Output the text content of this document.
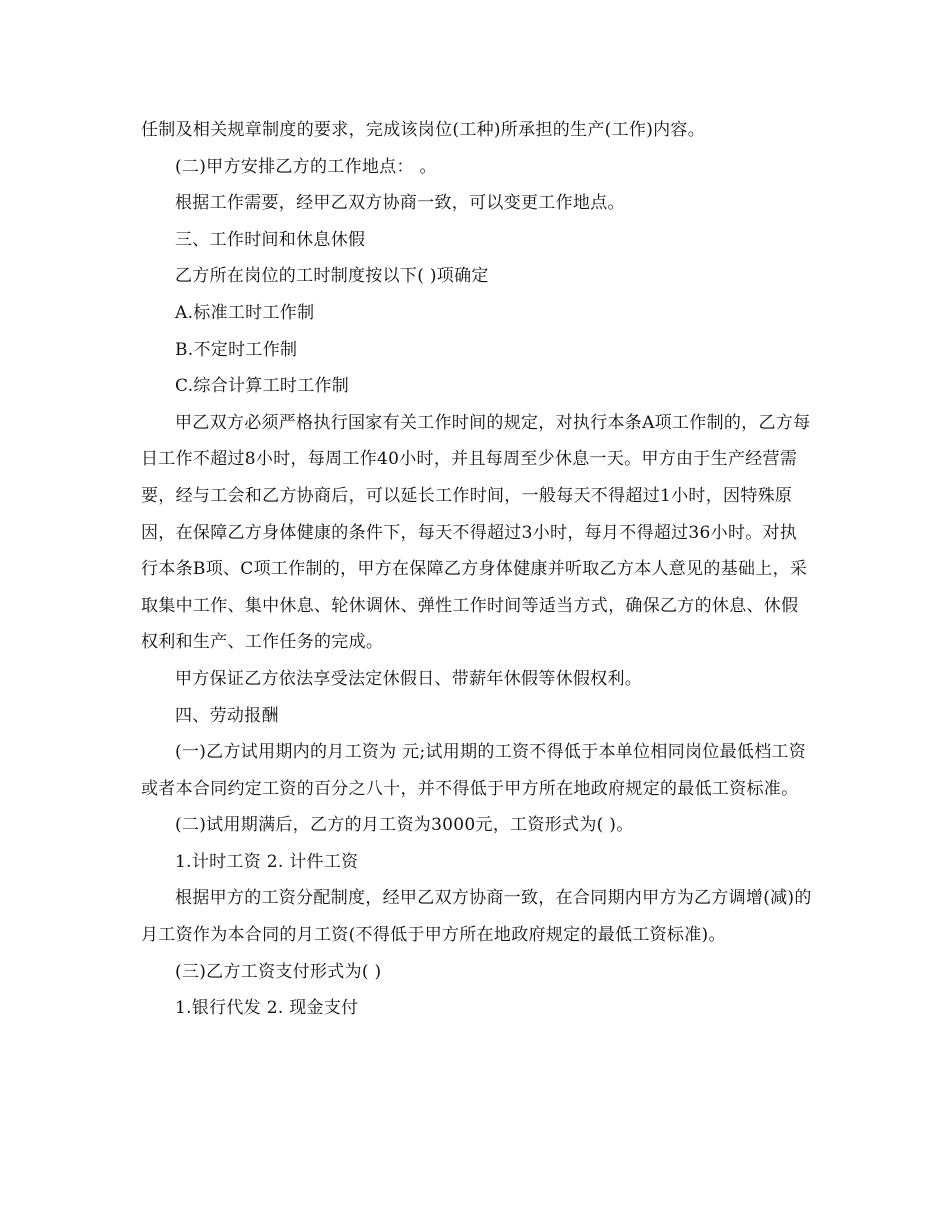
任制及相关规章制度的要求，完成该岗位(工种)所承担的生产(工作)内容。

(二)甲方安排乙方的工作地点： 。

根据工作需要，经甲乙双方协商一致，可以变更工作地点。

三、工作时间和休息休假

乙方所在岗位的工时制度按以下( )项确定

A.标准工时工作制

B.不定时工作制

C.综合计算工时工作制

甲乙双方必须严格执行国家有关工作时间的规定，对执行本条A项工作制的，乙方每日工作不超过8小时，每周工作40小时，并且每周至少休息一天。甲方由于生产经营需要，经与工会和乙方协商后，可以延长工作时间，一般每天不得超过1小时，因特殊原因，在保障乙方身体健康的条件下，每天不得超过3小时，每月不得超过36小时。对执行本条B项、C项工作制的，甲方在保障乙方身体健康并听取乙方本人意见的基础上，采取集中工作、集中休息、轮休调休、弹性工作时间等适当方式，确保乙方的休息、休假权利和生产、工作任务的完成。

甲方保证乙方依法享受法定休假日、带薪年休假等休假权利。

四、劳动报酬

(一)乙方试用期内的月工资为 元;试用期的工资不得低于本单位相同岗位最低档工资或者本合同约定工资的百分之八十，并不得低于甲方所在地政府规定的最低工资标准。

(二)试用期满后，乙方的月工资为3000元，工资形式为( )。

1.计时工资 2. 计件工资

根据甲方的工资分配制度，经甲乙双方协商一致，在合同期内甲方为乙方调增(减)的月工资作为本合同的月工资(不得低于甲方所在地政府规定的最低工资标准)。

(三)乙方工资支付形式为( )

1.银行代发 2. 现金支付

------------------------------------------------------------

Give an exact copy of the material, leaving out every picture.

Output the text content of this document.
任制及相关规章制度的要求，完成该岗位(工种)所承担的生产(工作)内容。

(二)甲方安排乙方的工作地点： 。

根据工作需要，经甲乙双方协商一致，可以变更工作地点。

三、工作时间和休息休假

乙方所在岗位的工时制度按以下( )项确定

A.标准工时工作制

B.不定时工作制

C.综合计算工时工作制

甲乙双方必须严格执行国家有关工作时间的规定，对执行本条A项工作制的，乙方每日工作不超过8小时，每周工作40小时，并且每周至少休息一天。甲方由于生产经营需要，经与工会和乙方协商后，可以延长工作时间，一般每天不得超过1小时，因特殊原因，在保障乙方身体健康的条件下，每天不得超过3小时，每月不得超过36小时。对执行本条B项、C项工作制的，甲方在保障乙方身体健康并听取乙方本人意见的基础上，采取集中工作、集中休息、轮休调休、弹性工作时间等适当方式，确保乙方的休息、休假权利和生产、工作任务的完成。

甲方保证乙方依法享受法定休假日、带薪年休假等休假权利。

四、劳动报酬

(一)乙方试用期内的月工资为 元;试用期的工资不得低于本单位相同岗位最低档工资或者本合同约定工资的百分之八十，并不得低于甲方所在地政府规定的最低工资标准。

(二)试用期满后，乙方的月工资为3000元，工资形式为( )。

1.计时工资 2. 计件工资

根据甲方的工资分配制度，经甲乙双方协商一致，在合同期内甲方为乙方调增(减)的月工资作为本合同的月工资(不得低于甲方所在地政府规定的最低工资标准)。

(三)乙方工资支付形式为( )

1.银行代发 2. 现金支付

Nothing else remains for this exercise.